Exercise requirements:
In the listing below, how many lines contain the word "milliers"? Please respond with the number only.

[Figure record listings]
** begin **

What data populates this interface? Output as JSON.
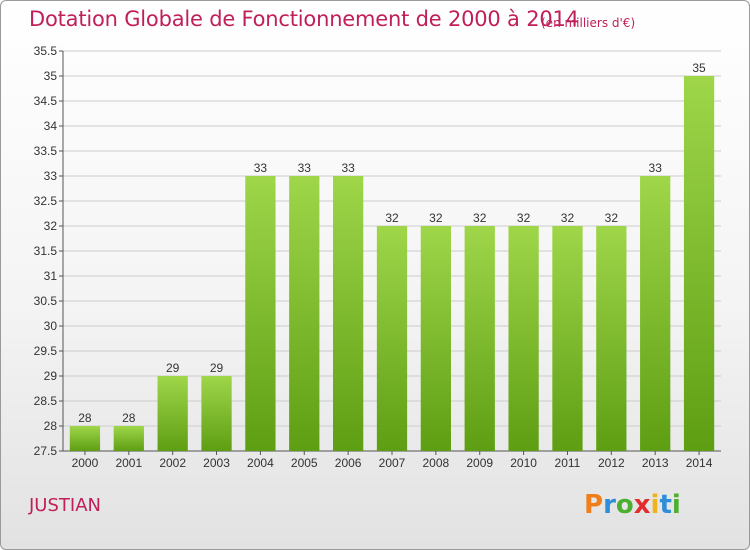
{
  "header": {
    "title": "Dotation Globale de Fonctionnement de 2000 à 2014",
    "unit": "(en milliers d'€)"
  },
  "footer": {
    "commune": "JUSTIAN",
    "logo": "Proxiti"
  },
  "colors": {
    "title": "#c0205a",
    "bar_light": "#9fd64a",
    "bar_dark": "#5e9e13",
    "grid": "#cccccc",
    "logo_letters": [
      "#f07f1b",
      "#2f8ed8",
      "#4caf2f",
      "#e32d2d",
      "#f0b41b",
      "#2f8ed8",
      "#4caf2f"
    ]
  },
  "chart_data": {
    "type": "bar",
    "title": "Dotation Globale de Fonctionnement de 2000 à 2014",
    "subtitle": "(en milliers d'€)",
    "categories": [
      "2000",
      "2001",
      "2002",
      "2003",
      "2004",
      "2005",
      "2006",
      "2007",
      "2008",
      "2009",
      "2010",
      "2011",
      "2012",
      "2013",
      "2014"
    ],
    "values": [
      28,
      28,
      29,
      29,
      33,
      33,
      33,
      32,
      32,
      32,
      32,
      32,
      32,
      33,
      35
    ],
    "ylim": [
      27.5,
      35.5
    ],
    "yticks": [
      "27.5",
      "28",
      "28.5",
      "29",
      "29.5",
      "30",
      "30.5",
      "31",
      "31.5",
      "32",
      "32.5",
      "33",
      "33.5",
      "34",
      "34.5",
      "35",
      "35.5"
    ],
    "grid": true,
    "xlabel": "",
    "ylabel": ""
  }
}
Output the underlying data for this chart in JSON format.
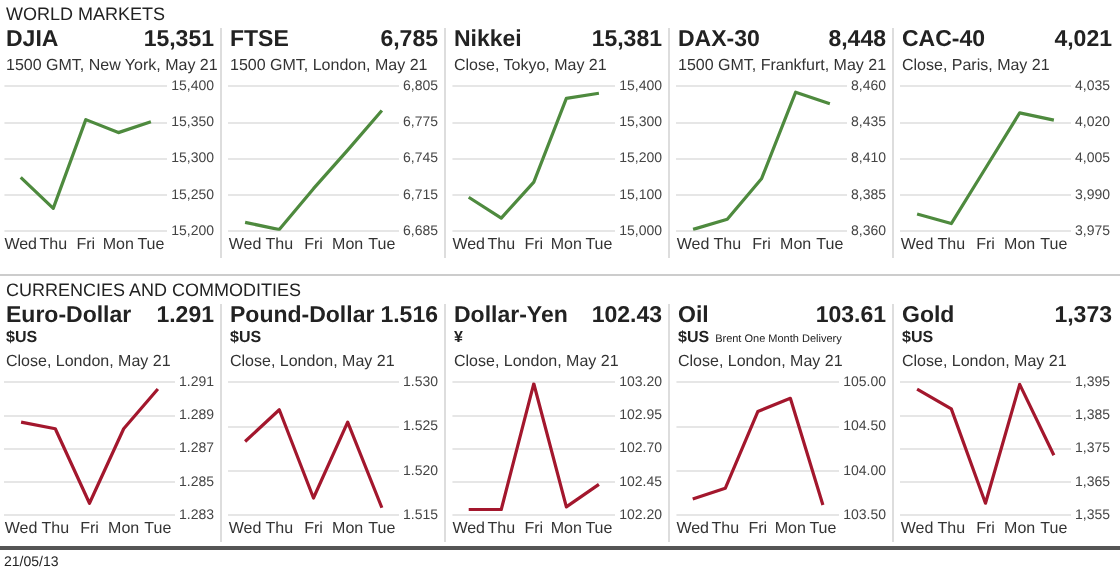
{
  "chart_data": [
    {
      "type": "line",
      "title": "DJIA",
      "subtitle": "1500 GMT, New York, May 21",
      "annotations": [
        "WORLD MARKETS",
        "15,351"
      ],
      "categories": [
        "Wed",
        "Thu",
        "Fri",
        "Mon",
        "Tue"
      ],
      "series": [
        {
          "color": "#4e8a3e",
          "values": [
            15274,
            15231,
            15354,
            15336,
            15351
          ]
        }
      ],
      "ylim": [
        15200,
        15400
      ],
      "yticks": [
        {
          "value": 15200,
          "label": "15,200"
        },
        {
          "value": 15250,
          "label": "15,250"
        },
        {
          "value": 15300,
          "label": "15,300"
        },
        {
          "value": 15350,
          "label": "15,350"
        },
        {
          "value": 15400,
          "label": "15,400"
        }
      ],
      "grid": "y",
      "legend": false
    },
    {
      "type": "line",
      "title": "FTSE",
      "subtitle": "1500 GMT, London, May 21",
      "annotations": [
        "6,785"
      ],
      "categories": [
        "Wed",
        "Thu",
        "Fri",
        "Mon",
        "Tue"
      ],
      "series": [
        {
          "color": "#4e8a3e",
          "values": [
            6692,
            6686,
            6720,
            6752,
            6785
          ]
        }
      ],
      "ylim": [
        6685,
        6805
      ],
      "yticks": [
        {
          "value": 6685,
          "label": "6,685"
        },
        {
          "value": 6715,
          "label": "6,715"
        },
        {
          "value": 6745,
          "label": "6,745"
        },
        {
          "value": 6775,
          "label": "6,775"
        },
        {
          "value": 6805,
          "label": "6,805"
        }
      ],
      "grid": "y",
      "legend": false
    },
    {
      "type": "line",
      "title": "Nikkei",
      "subtitle": "Close, Tokyo, May 21",
      "annotations": [
        "15,381"
      ],
      "categories": [
        "Wed",
        "Thu",
        "Fri",
        "Mon",
        "Tue"
      ],
      "series": [
        {
          "color": "#4e8a3e",
          "values": [
            15093,
            15035,
            15135,
            15367,
            15381
          ]
        }
      ],
      "ylim": [
        15000,
        15400
      ],
      "yticks": [
        {
          "value": 15000,
          "label": "15,000"
        },
        {
          "value": 15100,
          "label": "15,100"
        },
        {
          "value": 15200,
          "label": "15,200"
        },
        {
          "value": 15300,
          "label": "15,300"
        },
        {
          "value": 15400,
          "label": "15,400"
        }
      ],
      "grid": "y",
      "legend": false
    },
    {
      "type": "line",
      "title": "DAX-30",
      "subtitle": "1500 GMT, Frankfurt, May 21",
      "annotations": [
        "8,448"
      ],
      "categories": [
        "Wed",
        "Thu",
        "Fri",
        "Mon",
        "Tue"
      ],
      "series": [
        {
          "color": "#4e8a3e",
          "values": [
            8361,
            8368,
            8396,
            8456,
            8448
          ]
        }
      ],
      "ylim": [
        8360,
        8460
      ],
      "yticks": [
        {
          "value": 8360,
          "label": "8,360"
        },
        {
          "value": 8385,
          "label": "8,385"
        },
        {
          "value": 8410,
          "label": "8,410"
        },
        {
          "value": 8435,
          "label": "8,435"
        },
        {
          "value": 8460,
          "label": "8,460"
        }
      ],
      "grid": "y",
      "legend": false
    },
    {
      "type": "line",
      "title": "CAC-40",
      "subtitle": "Close, Paris, May 21",
      "annotations": [
        "4,021"
      ],
      "categories": [
        "Wed",
        "Thu",
        "Fri",
        "Mon",
        "Tue"
      ],
      "series": [
        {
          "color": "#4e8a3e",
          "values": [
            3982,
            3978,
            4001,
            4024,
            4021
          ]
        }
      ],
      "ylim": [
        3975,
        4035
      ],
      "yticks": [
        {
          "value": 3975,
          "label": "3,975"
        },
        {
          "value": 3990,
          "label": "3,990"
        },
        {
          "value": 4005,
          "label": "4,005"
        },
        {
          "value": 4020,
          "label": "4,020"
        },
        {
          "value": 4035,
          "label": "4,035"
        }
      ],
      "grid": "y",
      "legend": false
    },
    {
      "type": "line",
      "title": "Euro-Dollar",
      "subtitle": "Close, London, May 21",
      "annotations": [
        "CURRENCIES AND COMMODITIES",
        "1.291",
        "$US",
        "21/05/13"
      ],
      "categories": [
        "Wed",
        "Thu",
        "Fri",
        "Mon",
        "Tue"
      ],
      "series": [
        {
          "color": "#a3172d",
          "values": [
            1.2886,
            1.2882,
            1.2837,
            1.2882,
            1.2906
          ]
        }
      ],
      "ylim": [
        1.283,
        1.291
      ],
      "yticks": [
        1.283,
        1.285,
        1.287,
        1.289,
        1.291
      ],
      "grid": "y",
      "legend": false
    },
    {
      "type": "line",
      "title": "Pound-Dollar",
      "subtitle": "Close, London, May 21",
      "annotations": [
        "1.516",
        "$US"
      ],
      "categories": [
        "Wed",
        "Thu",
        "Fri",
        "Mon",
        "Tue"
      ],
      "series": [
        {
          "color": "#a3172d",
          "values": [
            1.5233,
            1.5269,
            1.5169,
            1.5255,
            1.5158
          ]
        }
      ],
      "ylim": [
        1.515,
        1.53
      ],
      "yticks": [
        1.515,
        {
          "value": 1.52,
          "label": "1.520"
        },
        1.525,
        {
          "value": 1.53,
          "label": "1.530"
        }
      ],
      "grid": "y",
      "legend": false
    },
    {
      "type": "line",
      "title": "Dollar-Yen",
      "subtitle": "Close, London, May 21",
      "annotations": [
        "102.43",
        "¥"
      ],
      "categories": [
        "Wed",
        "Thu",
        "Fri",
        "Mon",
        "Tue"
      ],
      "series": [
        {
          "color": "#a3172d",
          "values": [
            102.24,
            102.24,
            103.19,
            102.26,
            102.43
          ]
        }
      ],
      "ylim": [
        102.2,
        103.2
      ],
      "yticks": [
        {
          "value": 102.2,
          "label": "102.20"
        },
        {
          "value": 102.45,
          "label": "102.45"
        },
        {
          "value": 102.7,
          "label": "102.70"
        },
        {
          "value": 102.95,
          "label": "102.95"
        },
        {
          "value": 103.2,
          "label": "103.20"
        }
      ],
      "grid": "y",
      "legend": false
    },
    {
      "type": "line",
      "title": "Oil",
      "subtitle": "Close, London, May 21",
      "annotations": [
        "103.61",
        "$US",
        "Brent One Month Delivery"
      ],
      "categories": [
        "Wed",
        "Thu",
        "Fri",
        "Mon",
        "Tue"
      ],
      "series": [
        {
          "color": "#a3172d",
          "values": [
            103.68,
            103.8,
            104.67,
            104.82,
            103.61
          ]
        }
      ],
      "ylim": [
        103.5,
        105
      ],
      "yticks": [
        {
          "value": 103.5,
          "label": "103.50"
        },
        {
          "value": 104,
          "label": "104.00"
        },
        {
          "value": 104.5,
          "label": "104.50"
        },
        {
          "value": 105,
          "label": "105.00"
        }
      ],
      "grid": "y",
      "legend": false
    },
    {
      "type": "line",
      "title": "Gold",
      "subtitle": "Close, London, May 21",
      "annotations": [
        "1,373",
        "$US"
      ],
      "categories": [
        "Wed",
        "Thu",
        "Fri",
        "Mon",
        "Tue"
      ],
      "series": [
        {
          "color": "#a3172d",
          "values": [
            1393,
            1387,
            1358.5,
            1394.4,
            1373
          ]
        }
      ],
      "ylim": [
        1355,
        1395
      ],
      "yticks": [
        {
          "value": 1355,
          "label": "1,355"
        },
        {
          "value": 1365,
          "label": "1,365"
        },
        {
          "value": 1375,
          "label": "1,375"
        },
        {
          "value": 1385,
          "label": "1,385"
        },
        {
          "value": 1395,
          "label": "1,395"
        }
      ],
      "grid": "y",
      "legend": false
    }
  ]
}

** end **

Output for this exercise:
2